DATA FOR PROCESSING>
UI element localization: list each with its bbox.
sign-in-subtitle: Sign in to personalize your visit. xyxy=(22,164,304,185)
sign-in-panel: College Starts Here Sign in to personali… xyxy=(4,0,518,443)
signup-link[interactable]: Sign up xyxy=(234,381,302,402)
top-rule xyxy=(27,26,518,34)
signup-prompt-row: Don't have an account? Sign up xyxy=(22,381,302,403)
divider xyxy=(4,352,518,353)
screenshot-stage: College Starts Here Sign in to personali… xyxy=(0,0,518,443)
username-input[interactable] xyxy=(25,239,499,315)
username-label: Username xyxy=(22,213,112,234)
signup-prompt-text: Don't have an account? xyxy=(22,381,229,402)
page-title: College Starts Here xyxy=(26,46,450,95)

PROBLEM TO SOLVE> Copy every line of the data above verbatim, keeping each one unchanged and in its original order.

WRITTEN ANSWER>
UI element localization: list each with its bbox.
sign-in-subtitle: Sign in to personalize your visit. xyxy=(22,164,304,185)
sign-in-panel: College Starts Here Sign in to personali… xyxy=(4,0,518,443)
signup-link[interactable]: Sign up xyxy=(234,381,302,402)
top-rule xyxy=(27,26,518,34)
signup-prompt-row: Don't have an account? Sign up xyxy=(22,381,302,403)
divider xyxy=(4,352,518,353)
screenshot-stage: College Starts Here Sign in to personali… xyxy=(0,0,518,443)
username-input[interactable] xyxy=(25,239,499,315)
username-label: Username xyxy=(22,213,112,234)
signup-prompt-text: Don't have an account? xyxy=(22,381,229,402)
page-title: College Starts Here xyxy=(26,46,450,95)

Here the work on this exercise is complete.